Data entries:
======
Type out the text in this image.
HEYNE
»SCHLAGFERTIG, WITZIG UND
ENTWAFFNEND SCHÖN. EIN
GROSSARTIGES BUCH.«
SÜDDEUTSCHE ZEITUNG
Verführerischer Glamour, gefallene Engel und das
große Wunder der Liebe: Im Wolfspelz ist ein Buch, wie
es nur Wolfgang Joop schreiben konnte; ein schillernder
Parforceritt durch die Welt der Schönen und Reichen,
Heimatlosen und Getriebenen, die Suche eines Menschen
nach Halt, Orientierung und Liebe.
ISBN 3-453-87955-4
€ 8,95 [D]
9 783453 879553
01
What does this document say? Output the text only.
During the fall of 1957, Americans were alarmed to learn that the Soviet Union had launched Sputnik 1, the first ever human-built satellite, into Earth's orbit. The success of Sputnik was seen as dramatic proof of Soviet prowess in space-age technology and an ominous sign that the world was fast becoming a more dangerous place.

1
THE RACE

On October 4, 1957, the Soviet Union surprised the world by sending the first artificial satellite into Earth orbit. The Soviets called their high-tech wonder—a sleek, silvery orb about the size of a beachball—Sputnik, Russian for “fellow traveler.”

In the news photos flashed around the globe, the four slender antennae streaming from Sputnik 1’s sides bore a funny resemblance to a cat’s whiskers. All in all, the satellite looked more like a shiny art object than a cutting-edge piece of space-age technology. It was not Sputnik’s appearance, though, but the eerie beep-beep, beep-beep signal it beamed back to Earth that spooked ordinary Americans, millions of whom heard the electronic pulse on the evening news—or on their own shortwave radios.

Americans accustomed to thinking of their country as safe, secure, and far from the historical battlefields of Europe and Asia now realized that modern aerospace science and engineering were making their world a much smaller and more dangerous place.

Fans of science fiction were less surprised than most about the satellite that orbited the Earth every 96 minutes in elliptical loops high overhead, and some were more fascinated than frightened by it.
======
Reproduce each record shown above without altering a single word.

Output of the exercise:
Type out the text in this image.
HEYNE
»SCHLAGFERTIG, WITZIG UND
ENTWAFFNEND SCHÖN. EIN
GROSSARTIGES BUCH.«
SÜDDEUTSCHE ZEITUNG
Verführerischer Glamour, gefallene Engel und das
große Wunder der Liebe: Im Wolfspelz ist ein Buch, wie
es nur Wolfgang Joop schreiben konnte; ein schillernder
Parforceritt durch die Welt der Schönen und Reichen,
Heimatlosen und Getriebenen, die Suche eines Menschen
nach Halt, Orientierung und Liebe.
ISBN 3-453-87955-4
€ 8,95 [D]
9 783453 879553
01
What does this document say? Output the text only.
During the fall of 1957, Americans were alarmed to learn that the Soviet Union had launched Sputnik 1, the first ever human-built satellite, into Earth's orbit. The success of Sputnik was seen as dramatic proof of Soviet prowess in space-age technology and an ominous sign that the world was fast becoming a more dangerous place.

1
THE RACE

On October 4, 1957, the Soviet Union surprised the world by sending the first artificial satellite into Earth orbit. The Soviets called their high-tech wonder—a sleek, silvery orb about the size of a beachball—Sputnik, Russian for “fellow traveler.”

In the news photos flashed around the globe, the four slender antennae streaming from Sputnik 1’s sides bore a funny resemblance to a cat’s whiskers. All in all, the satellite looked more like a shiny art object than a cutting-edge piece of space-age technology. It was not Sputnik’s appearance, though, but the eerie beep-beep, beep-beep signal it beamed back to Earth that spooked ordinary Americans, millions of whom heard the electronic pulse on the evening news—or on their own shortwave radios.

Americans accustomed to thinking of their country as safe, secure, and far from the historical battlefields of Europe and Asia now realized that modern aerospace science and engineering were making their world a much smaller and more dangerous place.

Fans of science fiction were less surprised than most about the satellite that orbited the Earth every 96 minutes in elliptical loops high overhead, and some were more fascinated than frightened by it.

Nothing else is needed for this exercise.